» **What this task involves**: Look below. Copy each line that has "Fixed" in it.
━━━━━━━━━━━━━━━━
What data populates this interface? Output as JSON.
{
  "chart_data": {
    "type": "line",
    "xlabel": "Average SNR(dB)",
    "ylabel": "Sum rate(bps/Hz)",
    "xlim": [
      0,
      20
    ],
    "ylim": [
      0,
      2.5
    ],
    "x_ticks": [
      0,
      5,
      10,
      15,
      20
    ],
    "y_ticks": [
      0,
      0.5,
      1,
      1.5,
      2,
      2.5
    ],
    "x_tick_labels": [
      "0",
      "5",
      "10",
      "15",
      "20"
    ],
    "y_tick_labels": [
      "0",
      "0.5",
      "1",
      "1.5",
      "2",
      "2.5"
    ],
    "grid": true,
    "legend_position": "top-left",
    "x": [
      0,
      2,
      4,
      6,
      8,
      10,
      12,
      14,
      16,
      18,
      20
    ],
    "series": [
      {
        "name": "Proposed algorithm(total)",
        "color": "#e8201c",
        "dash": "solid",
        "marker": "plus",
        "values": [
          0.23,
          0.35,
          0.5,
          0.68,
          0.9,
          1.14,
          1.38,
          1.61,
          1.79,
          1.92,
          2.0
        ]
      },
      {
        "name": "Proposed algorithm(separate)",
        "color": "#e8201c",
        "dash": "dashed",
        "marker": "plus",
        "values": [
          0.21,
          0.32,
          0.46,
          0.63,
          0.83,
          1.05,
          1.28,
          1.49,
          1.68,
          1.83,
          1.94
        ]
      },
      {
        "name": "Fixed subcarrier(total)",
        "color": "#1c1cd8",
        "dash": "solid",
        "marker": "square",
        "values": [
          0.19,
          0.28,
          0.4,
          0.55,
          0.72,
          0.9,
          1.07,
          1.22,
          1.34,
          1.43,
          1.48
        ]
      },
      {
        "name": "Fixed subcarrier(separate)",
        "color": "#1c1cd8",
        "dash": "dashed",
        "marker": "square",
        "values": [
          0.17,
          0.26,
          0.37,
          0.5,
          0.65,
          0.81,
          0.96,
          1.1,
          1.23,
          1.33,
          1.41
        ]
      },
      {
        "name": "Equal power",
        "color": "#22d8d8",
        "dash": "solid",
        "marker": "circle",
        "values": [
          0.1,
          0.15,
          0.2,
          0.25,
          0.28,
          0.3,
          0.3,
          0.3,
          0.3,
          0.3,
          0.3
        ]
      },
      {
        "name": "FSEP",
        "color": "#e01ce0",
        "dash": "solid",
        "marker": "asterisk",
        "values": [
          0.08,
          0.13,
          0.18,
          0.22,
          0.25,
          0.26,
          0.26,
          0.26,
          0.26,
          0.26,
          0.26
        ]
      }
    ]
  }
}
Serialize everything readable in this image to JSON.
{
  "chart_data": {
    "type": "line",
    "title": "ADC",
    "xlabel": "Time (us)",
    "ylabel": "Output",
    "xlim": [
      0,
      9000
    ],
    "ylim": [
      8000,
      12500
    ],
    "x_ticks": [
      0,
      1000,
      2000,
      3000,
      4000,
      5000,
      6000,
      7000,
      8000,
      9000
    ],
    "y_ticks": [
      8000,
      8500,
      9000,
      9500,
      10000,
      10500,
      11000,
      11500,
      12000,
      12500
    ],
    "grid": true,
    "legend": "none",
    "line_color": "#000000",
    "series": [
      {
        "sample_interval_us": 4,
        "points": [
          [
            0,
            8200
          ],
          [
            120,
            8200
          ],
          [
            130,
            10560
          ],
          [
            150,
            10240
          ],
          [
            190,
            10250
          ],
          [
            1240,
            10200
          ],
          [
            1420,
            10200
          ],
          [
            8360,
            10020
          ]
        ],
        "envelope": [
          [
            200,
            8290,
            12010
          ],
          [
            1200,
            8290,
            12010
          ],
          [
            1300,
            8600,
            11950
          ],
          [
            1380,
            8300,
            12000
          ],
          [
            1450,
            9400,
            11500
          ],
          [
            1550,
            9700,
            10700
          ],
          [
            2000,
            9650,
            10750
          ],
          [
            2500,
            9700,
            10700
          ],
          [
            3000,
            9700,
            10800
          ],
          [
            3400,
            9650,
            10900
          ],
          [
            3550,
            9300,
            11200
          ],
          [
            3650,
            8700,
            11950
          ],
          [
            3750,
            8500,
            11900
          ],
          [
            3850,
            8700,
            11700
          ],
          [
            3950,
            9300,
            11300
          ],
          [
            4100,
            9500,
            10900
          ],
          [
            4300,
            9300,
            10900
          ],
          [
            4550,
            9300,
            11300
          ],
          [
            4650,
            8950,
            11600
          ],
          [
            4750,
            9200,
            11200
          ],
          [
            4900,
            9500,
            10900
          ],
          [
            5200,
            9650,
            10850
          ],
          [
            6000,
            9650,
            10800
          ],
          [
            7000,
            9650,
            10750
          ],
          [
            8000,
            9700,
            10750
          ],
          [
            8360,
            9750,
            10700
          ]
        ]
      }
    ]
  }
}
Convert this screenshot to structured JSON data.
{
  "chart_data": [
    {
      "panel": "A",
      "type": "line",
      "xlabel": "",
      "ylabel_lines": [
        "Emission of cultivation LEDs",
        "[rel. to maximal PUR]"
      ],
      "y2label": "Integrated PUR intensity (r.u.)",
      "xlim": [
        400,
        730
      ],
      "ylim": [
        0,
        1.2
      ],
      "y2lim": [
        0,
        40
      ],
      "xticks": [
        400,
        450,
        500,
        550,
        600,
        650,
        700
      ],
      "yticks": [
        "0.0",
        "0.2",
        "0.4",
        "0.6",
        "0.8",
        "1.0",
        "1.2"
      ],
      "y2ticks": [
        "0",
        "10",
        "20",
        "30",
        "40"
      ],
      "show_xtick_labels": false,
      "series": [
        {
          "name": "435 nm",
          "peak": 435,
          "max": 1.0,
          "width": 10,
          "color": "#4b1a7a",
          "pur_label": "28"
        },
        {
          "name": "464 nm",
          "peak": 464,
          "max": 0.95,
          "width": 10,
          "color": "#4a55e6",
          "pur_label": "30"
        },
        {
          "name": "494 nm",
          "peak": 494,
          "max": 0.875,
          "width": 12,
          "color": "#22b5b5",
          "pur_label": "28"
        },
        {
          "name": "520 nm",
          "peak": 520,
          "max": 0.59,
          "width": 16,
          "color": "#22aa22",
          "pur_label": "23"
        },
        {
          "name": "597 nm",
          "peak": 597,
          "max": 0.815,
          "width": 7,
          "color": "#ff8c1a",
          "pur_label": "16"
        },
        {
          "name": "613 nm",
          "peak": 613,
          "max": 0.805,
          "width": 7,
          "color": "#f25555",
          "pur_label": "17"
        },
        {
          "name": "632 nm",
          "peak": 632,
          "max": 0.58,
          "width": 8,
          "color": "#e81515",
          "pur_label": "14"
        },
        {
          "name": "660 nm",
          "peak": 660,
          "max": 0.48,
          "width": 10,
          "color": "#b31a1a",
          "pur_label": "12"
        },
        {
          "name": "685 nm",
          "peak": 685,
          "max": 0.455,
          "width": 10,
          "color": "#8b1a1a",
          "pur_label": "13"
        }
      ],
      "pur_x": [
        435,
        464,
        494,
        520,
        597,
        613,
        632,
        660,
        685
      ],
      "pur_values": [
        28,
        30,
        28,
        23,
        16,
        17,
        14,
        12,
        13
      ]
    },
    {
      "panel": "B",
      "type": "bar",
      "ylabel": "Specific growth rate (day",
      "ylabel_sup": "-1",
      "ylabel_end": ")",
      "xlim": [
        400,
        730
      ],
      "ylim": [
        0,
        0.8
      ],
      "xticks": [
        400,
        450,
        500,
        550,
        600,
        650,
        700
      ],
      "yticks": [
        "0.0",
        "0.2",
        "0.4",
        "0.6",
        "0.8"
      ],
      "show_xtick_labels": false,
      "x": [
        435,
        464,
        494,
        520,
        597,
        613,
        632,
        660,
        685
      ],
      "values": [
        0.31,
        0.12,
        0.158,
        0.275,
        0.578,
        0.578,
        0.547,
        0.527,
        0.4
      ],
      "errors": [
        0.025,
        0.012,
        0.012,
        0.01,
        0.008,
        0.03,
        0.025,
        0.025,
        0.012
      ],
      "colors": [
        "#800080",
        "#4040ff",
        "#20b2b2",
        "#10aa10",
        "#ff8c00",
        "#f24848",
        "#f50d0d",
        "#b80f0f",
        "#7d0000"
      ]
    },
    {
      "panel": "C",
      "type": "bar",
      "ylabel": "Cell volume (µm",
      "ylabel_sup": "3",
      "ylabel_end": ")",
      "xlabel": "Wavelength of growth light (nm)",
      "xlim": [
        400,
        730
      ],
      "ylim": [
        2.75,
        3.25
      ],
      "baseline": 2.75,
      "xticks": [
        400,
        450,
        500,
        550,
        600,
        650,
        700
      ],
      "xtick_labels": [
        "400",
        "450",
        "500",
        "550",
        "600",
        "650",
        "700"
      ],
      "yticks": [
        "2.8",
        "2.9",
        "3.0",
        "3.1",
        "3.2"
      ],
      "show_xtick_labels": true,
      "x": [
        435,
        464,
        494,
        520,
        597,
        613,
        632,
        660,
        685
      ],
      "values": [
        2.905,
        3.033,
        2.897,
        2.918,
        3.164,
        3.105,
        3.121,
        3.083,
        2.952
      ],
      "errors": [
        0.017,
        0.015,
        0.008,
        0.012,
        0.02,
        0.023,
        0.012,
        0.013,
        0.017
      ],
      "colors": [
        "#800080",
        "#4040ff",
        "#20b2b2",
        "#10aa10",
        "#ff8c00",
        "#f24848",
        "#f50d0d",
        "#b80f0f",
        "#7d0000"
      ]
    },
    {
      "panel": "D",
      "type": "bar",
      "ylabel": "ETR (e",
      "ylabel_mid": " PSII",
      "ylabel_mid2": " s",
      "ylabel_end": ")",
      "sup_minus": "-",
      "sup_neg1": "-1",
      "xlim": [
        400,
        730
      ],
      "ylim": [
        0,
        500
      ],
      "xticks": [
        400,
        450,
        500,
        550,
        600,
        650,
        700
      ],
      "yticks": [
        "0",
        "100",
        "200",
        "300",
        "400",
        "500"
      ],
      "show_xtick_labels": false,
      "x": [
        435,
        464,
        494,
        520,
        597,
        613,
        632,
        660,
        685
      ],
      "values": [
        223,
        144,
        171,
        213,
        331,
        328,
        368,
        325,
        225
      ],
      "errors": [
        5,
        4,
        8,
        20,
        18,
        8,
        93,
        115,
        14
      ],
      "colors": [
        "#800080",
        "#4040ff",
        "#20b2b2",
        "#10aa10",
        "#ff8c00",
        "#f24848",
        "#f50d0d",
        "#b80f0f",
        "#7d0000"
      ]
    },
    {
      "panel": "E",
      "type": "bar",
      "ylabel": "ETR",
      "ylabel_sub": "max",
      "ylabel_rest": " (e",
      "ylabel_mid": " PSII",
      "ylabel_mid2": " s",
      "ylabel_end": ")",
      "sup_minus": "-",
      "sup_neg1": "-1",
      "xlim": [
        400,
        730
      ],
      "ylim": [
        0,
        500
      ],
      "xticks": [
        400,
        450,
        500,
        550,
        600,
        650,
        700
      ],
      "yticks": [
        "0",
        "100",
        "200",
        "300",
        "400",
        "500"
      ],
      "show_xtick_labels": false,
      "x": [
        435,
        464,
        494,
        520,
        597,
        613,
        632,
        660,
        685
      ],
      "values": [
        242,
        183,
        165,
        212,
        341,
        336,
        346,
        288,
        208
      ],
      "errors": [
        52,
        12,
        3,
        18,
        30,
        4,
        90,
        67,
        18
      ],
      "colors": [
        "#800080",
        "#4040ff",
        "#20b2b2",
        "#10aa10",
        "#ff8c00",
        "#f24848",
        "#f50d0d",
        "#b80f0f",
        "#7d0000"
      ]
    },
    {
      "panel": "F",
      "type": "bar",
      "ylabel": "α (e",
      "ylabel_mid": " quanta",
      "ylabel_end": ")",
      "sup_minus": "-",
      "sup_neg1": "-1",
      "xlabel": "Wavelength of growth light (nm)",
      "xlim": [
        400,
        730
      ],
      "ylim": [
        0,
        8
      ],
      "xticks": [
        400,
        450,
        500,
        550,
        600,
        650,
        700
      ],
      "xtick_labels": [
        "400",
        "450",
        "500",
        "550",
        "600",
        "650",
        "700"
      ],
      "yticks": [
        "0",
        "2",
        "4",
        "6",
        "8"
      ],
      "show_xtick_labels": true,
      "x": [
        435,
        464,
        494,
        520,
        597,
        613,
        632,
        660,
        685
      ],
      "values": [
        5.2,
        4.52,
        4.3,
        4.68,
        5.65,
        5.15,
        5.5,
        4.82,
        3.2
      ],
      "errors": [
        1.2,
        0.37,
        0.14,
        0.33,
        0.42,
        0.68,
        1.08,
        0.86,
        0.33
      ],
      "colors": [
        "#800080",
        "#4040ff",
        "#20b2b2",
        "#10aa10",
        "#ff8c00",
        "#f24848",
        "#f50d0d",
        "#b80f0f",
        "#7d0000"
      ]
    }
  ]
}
━━━━━━━━━━━━━━━━
» **Result of this exercise**:
        "name": "Fixed subcarrier(total)",
        "name": "Fixed subcarrier(separate)",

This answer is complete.